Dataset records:
════════

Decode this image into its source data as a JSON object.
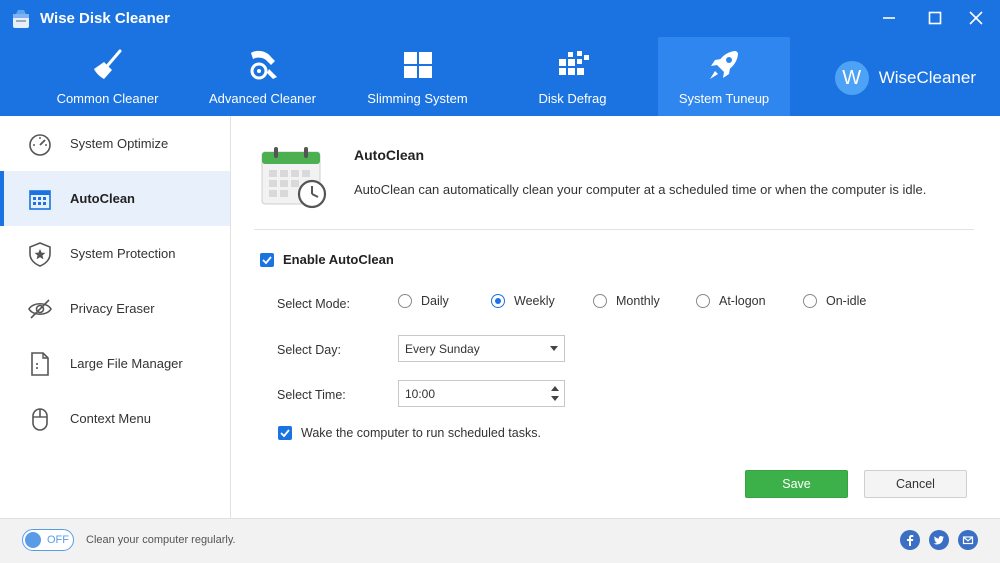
{
  "window": {
    "title": "Wise Disk Cleaner"
  },
  "main_tabs": [
    {
      "label": "Common Cleaner",
      "icon": "broom-icon"
    },
    {
      "label": "Advanced Cleaner",
      "icon": "tools-icon"
    },
    {
      "label": "Slimming System",
      "icon": "windows-icon"
    },
    {
      "label": "Disk Defrag",
      "icon": "defrag-icon"
    },
    {
      "label": "System Tuneup",
      "icon": "rocket-icon",
      "active": true
    }
  ],
  "brand": {
    "logo_letter": "W",
    "name": "WiseCleaner"
  },
  "sidebar": {
    "items": [
      {
        "label": "System Optimize",
        "icon": "gauge-icon"
      },
      {
        "label": "AutoClean",
        "icon": "calendar-icon",
        "active": true
      },
      {
        "label": "System Protection",
        "icon": "shield-icon"
      },
      {
        "label": "Privacy Eraser",
        "icon": "eye-off-icon"
      },
      {
        "label": "Large File Manager",
        "icon": "file-icon"
      },
      {
        "label": "Context Menu",
        "icon": "mouse-icon"
      }
    ]
  },
  "autoclean": {
    "title": "AutoClean",
    "description": "AutoClean can automatically clean your computer at a scheduled time or when the computer is idle.",
    "enable_label": "Enable AutoClean",
    "enable_checked": true,
    "mode_label": "Select Mode:",
    "modes": [
      "Daily",
      "Weekly",
      "Monthly",
      "At-logon",
      "On-idle"
    ],
    "selected_mode": "Weekly",
    "day_label": "Select Day:",
    "day_value": "Every Sunday",
    "time_label": "Select Time:",
    "time_value": "10:00",
    "wake_label": "Wake the computer to run scheduled tasks.",
    "wake_checked": true,
    "save_label": "Save",
    "cancel_label": "Cancel"
  },
  "footer": {
    "toggle_label": "OFF",
    "text": "Clean your computer regularly.",
    "social": [
      "facebook-icon",
      "twitter-icon",
      "email-icon"
    ]
  },
  "colors": {
    "header_bg": "#1a73e0",
    "active_tab_bg": "#2f86ee",
    "save_green": "#3cb14a"
  }
}
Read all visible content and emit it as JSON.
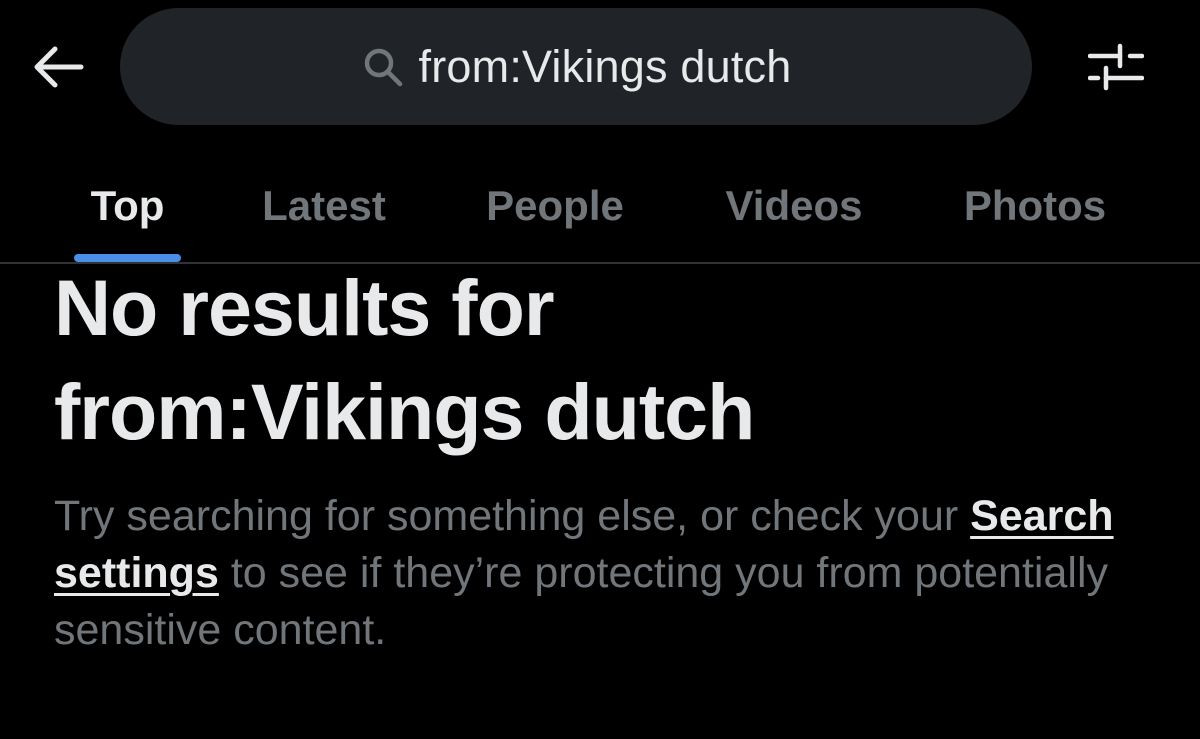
{
  "header": {
    "back_icon": "arrow-left-icon",
    "search": {
      "icon": "search-icon",
      "value": "from:Vikings dutch"
    },
    "filter_icon": "sliders-icon"
  },
  "tabs": [
    {
      "label": "Top",
      "active": true
    },
    {
      "label": "Latest",
      "active": false
    },
    {
      "label": "People",
      "active": false
    },
    {
      "label": "Videos",
      "active": false
    },
    {
      "label": "Photos",
      "active": false
    }
  ],
  "empty_state": {
    "title_line1": "No results for",
    "title_line2": "from:Vikings dutch",
    "body_before": "Try searching for something else, or check your ",
    "link_label": "Search settings",
    "body_after": " to see if they’re protecting you from potentially sensitive content."
  },
  "colors": {
    "background": "#000000",
    "search_pill": "#202327",
    "primary_text": "#e7e9ea",
    "secondary_text": "#71767b",
    "accent": "#4a8fe7",
    "divider": "#2f3336"
  }
}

════════

◆ **What you should do**:
Omit the pictures and restate the rest of the records verbatim.

◆ **Output for this exercise**:
Decode this image into its source data as a JSON object.
{
  "window": {
    "title": "Wise Disk Cleaner"
  },
  "main_tabs": [
    {
      "label": "Common Cleaner",
      "icon": "broom-icon"
    },
    {
      "label": "Advanced Cleaner",
      "icon": "tools-icon"
    },
    {
      "label": "Slimming System",
      "icon": "windows-icon"
    },
    {
      "label": "Disk Defrag",
      "icon": "defrag-icon"
    },
    {
      "label": "System Tuneup",
      "icon": "rocket-icon",
      "active": true
    }
  ],
  "brand": {
    "logo_letter": "W",
    "name": "WiseCleaner"
  },
  "sidebar": {
    "items": [
      {
        "label": "System Optimize",
        "icon": "gauge-icon"
      },
      {
        "label": "AutoClean",
        "icon": "calendar-icon",
        "active": true
      },
      {
        "label": "System Protection",
        "icon": "shield-icon"
      },
      {
        "label": "Privacy Eraser",
        "icon": "eye-off-icon"
      },
      {
        "label": "Large File Manager",
        "icon": "file-icon"
      },
      {
        "label": "Context Menu",
        "icon": "mouse-icon"
      }
    ]
  },
  "autoclean": {
    "title": "AutoClean",
    "description": "AutoClean can automatically clean your computer at a scheduled time or when the computer is idle.",
    "enable_label": "Enable AutoClean",
    "enable_checked": true,
    "mode_label": "Select Mode:",
    "modes": [
      "Daily",
      "Weekly",
      "Monthly",
      "At-logon",
      "On-idle"
    ],
    "selected_mode": "Weekly",
    "day_label": "Select Day:",
    "day_value": "Every Sunday",
    "time_label": "Select Time:",
    "time_value": "10:00",
    "wake_label": "Wake the computer to run scheduled tasks.",
    "wake_checked": true,
    "save_label": "Save",
    "cancel_label": "Cancel"
  },
  "footer": {
    "toggle_label": "OFF",
    "text": "Clean your computer regularly.",
    "social": [
      "facebook-icon",
      "twitter-icon",
      "email-icon"
    ]
  },
  "colors": {
    "header_bg": "#1a73e0",
    "active_tab_bg": "#2f86ee",
    "save_green": "#3cb14a"
  }
}
Read all visible content and emit it as JSON.
{
  "header": {
    "back_icon": "arrow-left-icon",
    "search": {
      "icon": "search-icon",
      "value": "from:Vikings dutch"
    },
    "filter_icon": "sliders-icon"
  },
  "tabs": [
    {
      "label": "Top",
      "active": true
    },
    {
      "label": "Latest",
      "active": false
    },
    {
      "label": "People",
      "active": false
    },
    {
      "label": "Videos",
      "active": false
    },
    {
      "label": "Photos",
      "active": false
    }
  ],
  "empty_state": {
    "title_line1": "No results for",
    "title_line2": "from:Vikings dutch",
    "body_before": "Try searching for something else, or check your ",
    "link_label": "Search settings",
    "body_after": " to see if they’re protecting you from potentially sensitive content."
  },
  "colors": {
    "background": "#000000",
    "search_pill": "#202327",
    "primary_text": "#e7e9ea",
    "secondary_text": "#71767b",
    "accent": "#4a8fe7",
    "divider": "#2f3336"
  }
}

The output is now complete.